* _Data supplied_:
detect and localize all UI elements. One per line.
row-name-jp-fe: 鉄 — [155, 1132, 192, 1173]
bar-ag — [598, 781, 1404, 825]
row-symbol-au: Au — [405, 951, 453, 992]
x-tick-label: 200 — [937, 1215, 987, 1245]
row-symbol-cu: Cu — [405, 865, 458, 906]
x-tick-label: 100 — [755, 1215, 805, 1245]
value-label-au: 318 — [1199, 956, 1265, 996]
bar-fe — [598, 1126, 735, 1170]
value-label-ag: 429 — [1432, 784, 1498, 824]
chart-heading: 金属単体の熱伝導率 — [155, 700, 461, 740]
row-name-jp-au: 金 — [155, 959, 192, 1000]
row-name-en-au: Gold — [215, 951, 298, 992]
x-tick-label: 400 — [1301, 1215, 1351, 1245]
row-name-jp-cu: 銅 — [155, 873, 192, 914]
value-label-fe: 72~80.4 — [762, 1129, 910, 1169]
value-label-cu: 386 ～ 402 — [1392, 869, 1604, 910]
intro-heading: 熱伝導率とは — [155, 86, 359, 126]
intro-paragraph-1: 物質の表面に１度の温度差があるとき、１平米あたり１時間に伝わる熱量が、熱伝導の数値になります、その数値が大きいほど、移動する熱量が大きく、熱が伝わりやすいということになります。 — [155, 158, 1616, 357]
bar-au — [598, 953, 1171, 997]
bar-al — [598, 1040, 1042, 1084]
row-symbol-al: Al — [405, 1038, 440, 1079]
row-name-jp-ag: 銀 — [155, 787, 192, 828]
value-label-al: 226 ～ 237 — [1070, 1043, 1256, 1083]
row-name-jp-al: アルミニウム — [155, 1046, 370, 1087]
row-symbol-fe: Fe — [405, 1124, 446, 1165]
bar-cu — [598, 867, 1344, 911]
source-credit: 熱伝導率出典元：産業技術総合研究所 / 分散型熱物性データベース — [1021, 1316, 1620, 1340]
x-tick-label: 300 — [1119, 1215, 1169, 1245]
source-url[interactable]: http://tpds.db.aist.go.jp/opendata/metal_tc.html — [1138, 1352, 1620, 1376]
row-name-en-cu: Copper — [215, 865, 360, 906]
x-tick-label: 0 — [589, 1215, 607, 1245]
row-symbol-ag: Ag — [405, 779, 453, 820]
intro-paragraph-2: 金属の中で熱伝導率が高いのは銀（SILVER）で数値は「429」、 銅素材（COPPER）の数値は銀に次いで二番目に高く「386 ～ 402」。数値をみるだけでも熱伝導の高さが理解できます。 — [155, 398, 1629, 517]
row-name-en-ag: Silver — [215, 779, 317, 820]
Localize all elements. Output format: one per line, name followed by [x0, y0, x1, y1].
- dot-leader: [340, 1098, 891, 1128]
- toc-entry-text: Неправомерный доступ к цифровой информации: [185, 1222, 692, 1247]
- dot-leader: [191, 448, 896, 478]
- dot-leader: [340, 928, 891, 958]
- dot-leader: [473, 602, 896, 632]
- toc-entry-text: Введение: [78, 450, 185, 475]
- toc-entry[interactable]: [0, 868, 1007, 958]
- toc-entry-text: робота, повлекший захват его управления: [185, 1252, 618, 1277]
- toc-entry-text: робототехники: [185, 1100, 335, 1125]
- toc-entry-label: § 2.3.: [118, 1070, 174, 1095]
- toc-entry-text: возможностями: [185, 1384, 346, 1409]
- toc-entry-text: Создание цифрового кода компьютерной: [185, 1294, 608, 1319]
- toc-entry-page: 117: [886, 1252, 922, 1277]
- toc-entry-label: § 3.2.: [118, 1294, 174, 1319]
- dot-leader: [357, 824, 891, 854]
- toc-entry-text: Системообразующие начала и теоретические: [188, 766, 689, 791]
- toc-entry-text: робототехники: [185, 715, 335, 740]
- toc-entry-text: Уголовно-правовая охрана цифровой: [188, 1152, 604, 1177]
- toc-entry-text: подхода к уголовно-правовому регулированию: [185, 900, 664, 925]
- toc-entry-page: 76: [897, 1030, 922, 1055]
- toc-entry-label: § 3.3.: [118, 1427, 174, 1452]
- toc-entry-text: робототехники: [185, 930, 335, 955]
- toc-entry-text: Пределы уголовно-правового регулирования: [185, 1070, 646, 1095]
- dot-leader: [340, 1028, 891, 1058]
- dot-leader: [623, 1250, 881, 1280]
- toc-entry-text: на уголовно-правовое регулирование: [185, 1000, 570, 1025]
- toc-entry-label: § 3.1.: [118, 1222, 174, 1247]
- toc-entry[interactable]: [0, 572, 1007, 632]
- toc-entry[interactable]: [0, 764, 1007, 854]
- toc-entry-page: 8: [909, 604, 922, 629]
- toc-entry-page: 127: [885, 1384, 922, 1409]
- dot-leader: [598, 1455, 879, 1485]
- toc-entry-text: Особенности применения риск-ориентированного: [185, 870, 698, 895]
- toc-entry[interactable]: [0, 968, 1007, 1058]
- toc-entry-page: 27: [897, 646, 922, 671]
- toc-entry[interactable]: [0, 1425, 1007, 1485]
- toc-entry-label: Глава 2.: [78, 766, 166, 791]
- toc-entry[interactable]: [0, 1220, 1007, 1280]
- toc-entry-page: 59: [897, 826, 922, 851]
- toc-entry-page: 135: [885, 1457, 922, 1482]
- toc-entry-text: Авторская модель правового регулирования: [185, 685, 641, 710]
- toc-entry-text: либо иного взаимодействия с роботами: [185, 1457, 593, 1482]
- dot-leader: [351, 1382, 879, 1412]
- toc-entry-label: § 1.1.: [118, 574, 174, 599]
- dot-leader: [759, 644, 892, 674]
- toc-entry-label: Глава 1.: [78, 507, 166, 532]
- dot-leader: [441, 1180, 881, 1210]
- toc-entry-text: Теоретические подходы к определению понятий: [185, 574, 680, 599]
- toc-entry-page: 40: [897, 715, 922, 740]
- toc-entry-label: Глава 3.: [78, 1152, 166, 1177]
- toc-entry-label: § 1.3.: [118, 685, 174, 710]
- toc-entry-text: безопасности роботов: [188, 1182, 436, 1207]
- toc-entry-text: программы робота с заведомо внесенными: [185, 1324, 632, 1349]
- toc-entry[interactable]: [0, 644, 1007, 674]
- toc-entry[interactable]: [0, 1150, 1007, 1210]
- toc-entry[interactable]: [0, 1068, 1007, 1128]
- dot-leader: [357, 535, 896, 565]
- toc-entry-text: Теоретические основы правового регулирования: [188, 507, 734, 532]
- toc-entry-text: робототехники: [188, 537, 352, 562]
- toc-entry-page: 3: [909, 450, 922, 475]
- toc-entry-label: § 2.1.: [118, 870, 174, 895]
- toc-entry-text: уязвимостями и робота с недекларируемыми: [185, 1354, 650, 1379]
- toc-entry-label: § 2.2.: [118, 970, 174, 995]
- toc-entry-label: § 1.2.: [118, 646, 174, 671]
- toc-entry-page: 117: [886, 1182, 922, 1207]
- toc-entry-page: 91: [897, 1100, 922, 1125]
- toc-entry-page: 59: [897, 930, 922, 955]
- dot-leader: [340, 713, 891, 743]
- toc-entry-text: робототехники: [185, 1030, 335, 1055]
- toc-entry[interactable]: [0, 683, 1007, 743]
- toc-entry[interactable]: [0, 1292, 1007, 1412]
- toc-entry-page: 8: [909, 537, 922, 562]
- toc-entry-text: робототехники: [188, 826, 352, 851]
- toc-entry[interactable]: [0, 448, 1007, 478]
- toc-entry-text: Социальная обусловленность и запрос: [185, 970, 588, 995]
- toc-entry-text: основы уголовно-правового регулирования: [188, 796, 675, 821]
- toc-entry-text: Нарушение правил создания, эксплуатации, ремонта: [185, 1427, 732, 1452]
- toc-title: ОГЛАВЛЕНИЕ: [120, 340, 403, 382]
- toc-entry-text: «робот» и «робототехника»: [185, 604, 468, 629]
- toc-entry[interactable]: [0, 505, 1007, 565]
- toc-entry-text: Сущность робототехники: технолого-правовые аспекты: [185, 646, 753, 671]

* _Exercise objective_: In the lines from the start of the records through the one containing "value-label-al: 226 ～", change every "x-tick-label" to "x-axis-label" and give back only those lines, with nothing else altered.

* _Final result_:
detect and localize all UI elements. One per line.
row-name-jp-fe: 鉄 — [155, 1132, 192, 1173]
bar-ag — [598, 781, 1404, 825]
row-symbol-au: Au — [405, 951, 453, 992]
x-axis-label: 200 — [937, 1215, 987, 1245]
row-symbol-cu: Cu — [405, 865, 458, 906]
x-axis-label: 100 — [755, 1215, 805, 1245]
value-label-au: 318 — [1199, 956, 1265, 996]
bar-fe — [598, 1126, 735, 1170]
value-label-ag: 429 — [1432, 784, 1498, 824]
chart-heading: 金属単体の熱伝導率 — [155, 700, 461, 740]
row-name-jp-au: 金 — [155, 959, 192, 1000]
row-name-en-au: Gold — [215, 951, 298, 992]
x-axis-label: 400 — [1301, 1215, 1351, 1245]
row-name-jp-cu: 銅 — [155, 873, 192, 914]
value-label-fe: 72~80.4 — [762, 1129, 910, 1169]
value-label-cu: 386 ～ 402 — [1392, 869, 1604, 910]
intro-heading: 熱伝導率とは — [155, 86, 359, 126]
intro-paragraph-1: 物質の表面に１度の温度差があるとき、１平米あたり１時間に伝わる熱量が、熱伝導の数値になります、その数値が大きいほど、移動する熱量が大きく、熱が伝わりやすいということになります。 — [155, 158, 1616, 357]
bar-au — [598, 953, 1171, 997]
bar-al — [598, 1040, 1042, 1084]
row-symbol-al: Al — [405, 1038, 440, 1079]
row-name-jp-ag: 銀 — [155, 787, 192, 828]
value-label-al: 226 ～ 237 — [1070, 1043, 1256, 1083]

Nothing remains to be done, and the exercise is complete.